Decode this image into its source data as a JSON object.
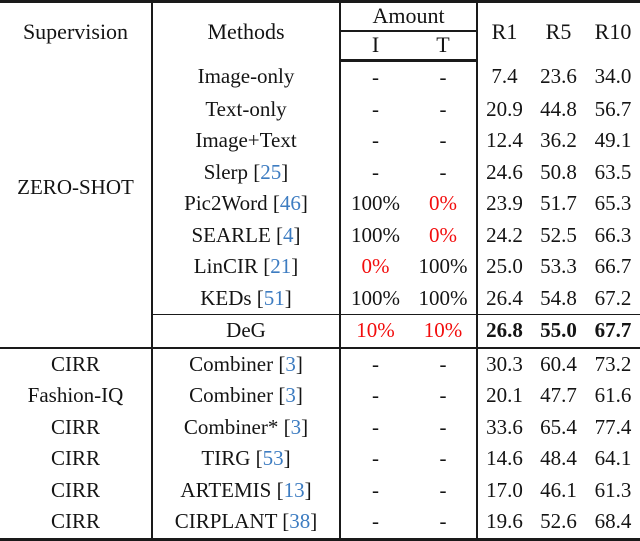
{
  "header": {
    "supervision": "Supervision",
    "methods": "Methods",
    "amount": "Amount",
    "amount_i": "I",
    "amount_t": "T",
    "r1": "R1",
    "r5": "R5",
    "r10": "R10"
  },
  "colors": {
    "citation_link": "#3d7cc1",
    "highlight_red": "#f20d0d",
    "rule": "#1a1a1a"
  },
  "rows": [
    {
      "supervision": "ZERO-SHOT",
      "method": "Image-only",
      "i": "-",
      "t": "-",
      "r1": "7.4",
      "r5": "23.6",
      "r10": "34.0"
    },
    {
      "method": "Text-only",
      "i": "-",
      "t": "-",
      "r1": "20.9",
      "r5": "44.8",
      "r10": "56.7"
    },
    {
      "method": "Image+Text",
      "i": "-",
      "t": "-",
      "r1": "12.4",
      "r5": "36.2",
      "r10": "49.1"
    },
    {
      "method": "Slerp",
      "cite_open": " [",
      "cite": "25",
      "cite_close": "]",
      "i": "-",
      "t": "-",
      "r1": "24.6",
      "r5": "50.8",
      "r10": "63.5"
    },
    {
      "method": "Pic2Word",
      "cite_open": " [",
      "cite": "46",
      "cite_close": "]",
      "i": "100%",
      "t": "0%",
      "t_red": true,
      "r1": "23.9",
      "r5": "51.7",
      "r10": "65.3"
    },
    {
      "method": "SEARLE",
      "cite_open": " [",
      "cite": "4",
      "cite_close": "]",
      "i": "100%",
      "t": "0%",
      "t_red": true,
      "r1": "24.2",
      "r5": "52.5",
      "r10": "66.3"
    },
    {
      "method": "LinCIR",
      "cite_open": " [",
      "cite": "21",
      "cite_close": "]",
      "i": "0%",
      "i_red": true,
      "t": "100%",
      "r1": "25.0",
      "r5": "53.3",
      "r10": "66.7"
    },
    {
      "method": "KEDs",
      "cite_open": " [",
      "cite": "51",
      "cite_close": "]",
      "i": "100%",
      "t": "100%",
      "r1": "26.4",
      "r5": "54.8",
      "r10": "67.2"
    },
    {
      "supervision": "",
      "method": "DeG",
      "i": "10%",
      "i_red": true,
      "t": "10%",
      "t_red": true,
      "r_bold": true,
      "r1": "26.8",
      "r5": "55.0",
      "r10": "67.7"
    },
    {
      "supervision": "CIRR",
      "method": "Combiner",
      "cite_open": " [",
      "cite": "3",
      "cite_close": "]",
      "i": "-",
      "t": "-",
      "r1": "30.3",
      "r5": "60.4",
      "r10": "73.2"
    },
    {
      "supervision": "Fashion-IQ",
      "method": "Combiner",
      "cite_open": " [",
      "cite": "3",
      "cite_close": "]",
      "i": "-",
      "t": "-",
      "r1": "20.1",
      "r5": "47.7",
      "r10": "61.6"
    },
    {
      "supervision": "CIRR",
      "method": "Combiner*",
      "cite_open": " [",
      "cite": "3",
      "cite_close": "]",
      "i": "-",
      "t": "-",
      "r1": "33.6",
      "r5": "65.4",
      "r10": "77.4"
    },
    {
      "supervision": "CIRR",
      "method": "TIRG",
      "cite_open": " [",
      "cite": "53",
      "cite_close": "]",
      "i": "-",
      "t": "-",
      "r1": "14.6",
      "r5": "48.4",
      "r10": "64.1"
    },
    {
      "supervision": "CIRR",
      "method": "ARTEMIS",
      "cite_open": " [",
      "cite": "13",
      "cite_close": "]",
      "i": "-",
      "t": "-",
      "r1": "17.0",
      "r5": "46.1",
      "r10": "61.3"
    },
    {
      "supervision": "CIRR",
      "method": "CIRPLANT",
      "cite_open": " [",
      "cite": "38",
      "cite_close": "]",
      "i": "-",
      "t": "-",
      "r1": "19.6",
      "r5": "52.6",
      "r10": "68.4"
    }
  ]
}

•••••

■ **EXERCISE DIRECTIONS**
Apart from the pictures, the entries above are to be repeated in full and exactly.

■ **FINAL RESULT**
Decode this image into its source data as a JSON object.
{
  "header": {
    "supervision": "Supervision",
    "methods": "Methods",
    "amount": "Amount",
    "amount_i": "I",
    "amount_t": "T",
    "r1": "R1",
    "r5": "R5",
    "r10": "R10"
  },
  "colors": {
    "citation_link": "#3d7cc1",
    "highlight_red": "#f20d0d",
    "rule": "#1a1a1a"
  },
  "rows": [
    {
      "supervision": "ZERO-SHOT",
      "method": "Image-only",
      "i": "-",
      "t": "-",
      "r1": "7.4",
      "r5": "23.6",
      "r10": "34.0"
    },
    {
      "method": "Text-only",
      "i": "-",
      "t": "-",
      "r1": "20.9",
      "r5": "44.8",
      "r10": "56.7"
    },
    {
      "method": "Image+Text",
      "i": "-",
      "t": "-",
      "r1": "12.4",
      "r5": "36.2",
      "r10": "49.1"
    },
    {
      "method": "Slerp",
      "cite_open": " [",
      "cite": "25",
      "cite_close": "]",
      "i": "-",
      "t": "-",
      "r1": "24.6",
      "r5": "50.8",
      "r10": "63.5"
    },
    {
      "method": "Pic2Word",
      "cite_open": " [",
      "cite": "46",
      "cite_close": "]",
      "i": "100%",
      "t": "0%",
      "t_red": true,
      "r1": "23.9",
      "r5": "51.7",
      "r10": "65.3"
    },
    {
      "method": "SEARLE",
      "cite_open": " [",
      "cite": "4",
      "cite_close": "]",
      "i": "100%",
      "t": "0%",
      "t_red": true,
      "r1": "24.2",
      "r5": "52.5",
      "r10": "66.3"
    },
    {
      "method": "LinCIR",
      "cite_open": " [",
      "cite": "21",
      "cite_close": "]",
      "i": "0%",
      "i_red": true,
      "t": "100%",
      "r1": "25.0",
      "r5": "53.3",
      "r10": "66.7"
    },
    {
      "method": "KEDs",
      "cite_open": " [",
      "cite": "51",
      "cite_close": "]",
      "i": "100%",
      "t": "100%",
      "r1": "26.4",
      "r5": "54.8",
      "r10": "67.2"
    },
    {
      "supervision": "",
      "method": "DeG",
      "i": "10%",
      "i_red": true,
      "t": "10%",
      "t_red": true,
      "r_bold": true,
      "r1": "26.8",
      "r5": "55.0",
      "r10": "67.7"
    },
    {
      "supervision": "CIRR",
      "method": "Combiner",
      "cite_open": " [",
      "cite": "3",
      "cite_close": "]",
      "i": "-",
      "t": "-",
      "r1": "30.3",
      "r5": "60.4",
      "r10": "73.2"
    },
    {
      "supervision": "Fashion-IQ",
      "method": "Combiner",
      "cite_open": " [",
      "cite": "3",
      "cite_close": "]",
      "i": "-",
      "t": "-",
      "r1": "20.1",
      "r5": "47.7",
      "r10": "61.6"
    },
    {
      "supervision": "CIRR",
      "method": "Combiner*",
      "cite_open": " [",
      "cite": "3",
      "cite_close": "]",
      "i": "-",
      "t": "-",
      "r1": "33.6",
      "r5": "65.4",
      "r10": "77.4"
    },
    {
      "supervision": "CIRR",
      "method": "TIRG",
      "cite_open": " [",
      "cite": "53",
      "cite_close": "]",
      "i": "-",
      "t": "-",
      "r1": "14.6",
      "r5": "48.4",
      "r10": "64.1"
    },
    {
      "supervision": "CIRR",
      "method": "ARTEMIS",
      "cite_open": " [",
      "cite": "13",
      "cite_close": "]",
      "i": "-",
      "t": "-",
      "r1": "17.0",
      "r5": "46.1",
      "r10": "61.3"
    },
    {
      "supervision": "CIRR",
      "method": "CIRPLANT",
      "cite_open": " [",
      "cite": "38",
      "cite_close": "]",
      "i": "-",
      "t": "-",
      "r1": "19.6",
      "r5": "52.6",
      "r10": "68.4"
    }
  ]
}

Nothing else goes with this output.